── Input data ──

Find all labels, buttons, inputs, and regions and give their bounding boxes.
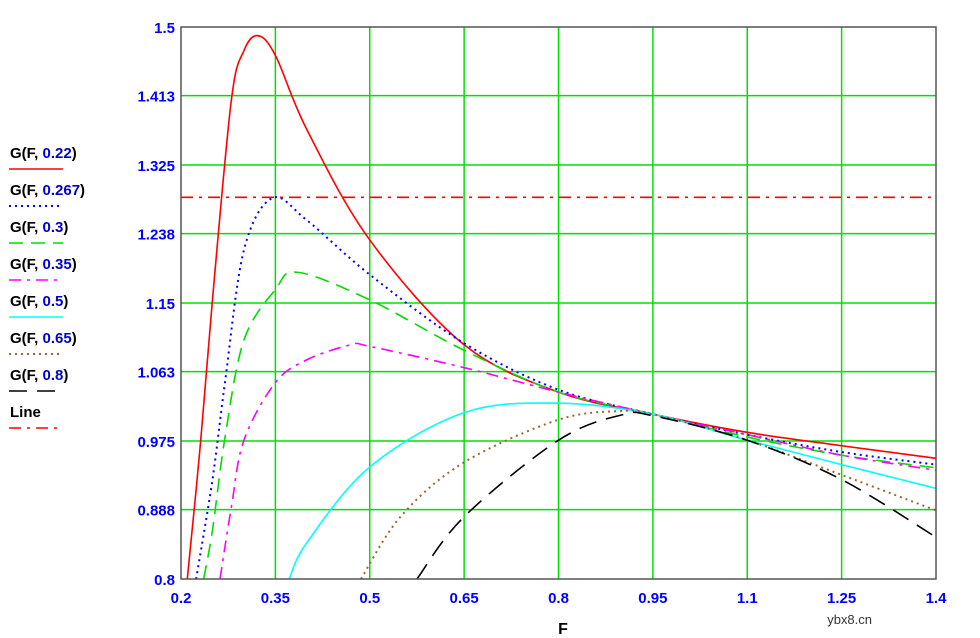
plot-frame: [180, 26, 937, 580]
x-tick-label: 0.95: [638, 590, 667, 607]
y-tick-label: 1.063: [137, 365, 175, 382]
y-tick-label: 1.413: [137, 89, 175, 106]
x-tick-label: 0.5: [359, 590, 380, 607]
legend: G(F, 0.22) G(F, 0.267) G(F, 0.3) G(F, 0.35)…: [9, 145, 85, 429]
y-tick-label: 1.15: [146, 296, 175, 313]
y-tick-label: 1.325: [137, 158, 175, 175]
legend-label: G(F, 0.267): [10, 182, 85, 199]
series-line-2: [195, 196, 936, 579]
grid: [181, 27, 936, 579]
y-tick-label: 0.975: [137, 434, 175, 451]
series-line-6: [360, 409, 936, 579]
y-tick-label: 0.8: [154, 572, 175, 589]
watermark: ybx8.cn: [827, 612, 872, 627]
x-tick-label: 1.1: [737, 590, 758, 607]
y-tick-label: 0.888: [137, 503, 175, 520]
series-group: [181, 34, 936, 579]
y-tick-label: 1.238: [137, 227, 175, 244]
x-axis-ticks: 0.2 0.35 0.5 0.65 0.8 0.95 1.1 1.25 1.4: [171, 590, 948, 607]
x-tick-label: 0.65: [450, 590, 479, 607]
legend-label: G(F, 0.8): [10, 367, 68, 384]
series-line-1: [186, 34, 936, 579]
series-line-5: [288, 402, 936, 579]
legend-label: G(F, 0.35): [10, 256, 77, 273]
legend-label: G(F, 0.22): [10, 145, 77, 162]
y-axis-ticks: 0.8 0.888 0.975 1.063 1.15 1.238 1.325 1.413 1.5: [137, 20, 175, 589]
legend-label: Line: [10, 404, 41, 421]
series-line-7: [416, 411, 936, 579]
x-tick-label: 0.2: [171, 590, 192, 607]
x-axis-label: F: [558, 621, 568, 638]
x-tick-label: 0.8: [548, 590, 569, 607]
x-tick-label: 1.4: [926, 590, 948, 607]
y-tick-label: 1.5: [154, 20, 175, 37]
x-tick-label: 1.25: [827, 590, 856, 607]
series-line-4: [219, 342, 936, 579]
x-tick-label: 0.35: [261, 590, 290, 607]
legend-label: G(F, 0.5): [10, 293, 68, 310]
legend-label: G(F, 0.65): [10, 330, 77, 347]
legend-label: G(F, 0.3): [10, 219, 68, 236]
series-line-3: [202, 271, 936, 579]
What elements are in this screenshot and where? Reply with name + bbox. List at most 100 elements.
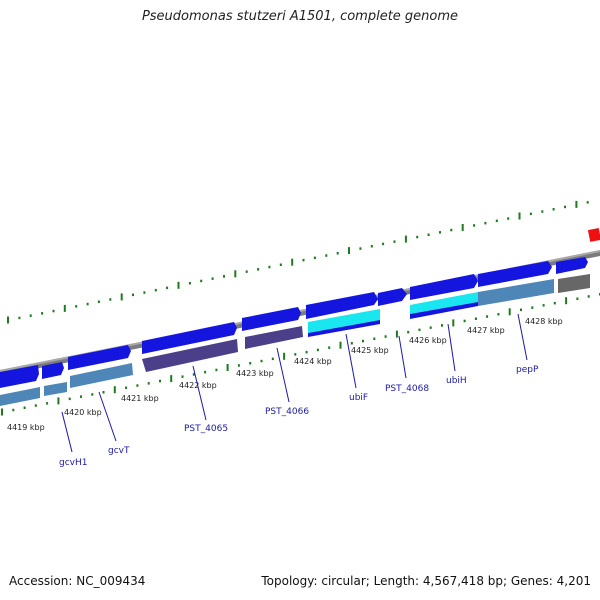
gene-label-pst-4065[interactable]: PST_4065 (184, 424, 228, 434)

───

Can you give the lines from the one containing "plot-frame: [180, 26, 937, 580]" through the one containing "y-axis-ticks: 0.8 0.888", both included, as a JSON list of strings with one string per line and blank lines left out?

● Answer:
[
  "plot-frame: [180, 26, 937, 580]",
  "x-tick-label: 0.95: [638, 590, 667, 607]",
  "y-tick-label: 1.063: [137, 365, 175, 382]",
  "y-tick-label: 1.413: [137, 89, 175, 106]",
  "x-tick-label: 0.5: [359, 590, 380, 607]",
  "legend: G(F, 0.22) G(F, 0.267) G(F, 0.3) G(F, 0.35)…: [9, 145, 85, 429]",
  "y-tick-label: 1.15: [146, 296, 175, 313]",
  "y-tick-label: 1.325: [137, 158, 175, 175]",
  "legend-label: G(F, 0.267): [10, 182, 85, 199]",
  "series-line-2: [195, 196, 936, 579]",
  "grid: [181, 27, 936, 579]",
  "y-tick-label: 0.975: [137, 434, 175, 451]",
  "series-line-6: [360, 409, 936, 579]",
  "y-tick-label: 0.8: [154, 572, 175, 589]",
  "watermark: ybx8.cn: [827, 612, 872, 627]",
  "x-tick-label: 1.1: [737, 590, 758, 607]",
  "y-tick-label: 0.888: [137, 503, 175, 520]",
  "series-group: [181, 34, 936, 579]",
  "y-tick-label: 1.238: [137, 227, 175, 244]",
  "x-axis-ticks: 0.2 0.35 0.5 0.65 0.8 0.95 1.1 1.25 1.4: [171, 590, 948, 607]",
  "x-tick-label: 0.65: [450, 590, 479, 607]",
  "legend-label: G(F, 0.8): [10, 367, 68, 384]",
  "series-line-1: [186, 34, 936, 579]",
  "series-line-5: [288, 402, 936, 579]",
  "legend-label: G(F, 0.35): [10, 256, 77, 273]",
  "legend-label: G(F, 0.22): [10, 145, 77, 162]",
  "y-axis-ticks: 0.8 0.888 0.975 1.063 1.15 1.238 1.325 1.413 1.5: [137, 20, 175, 589]"
]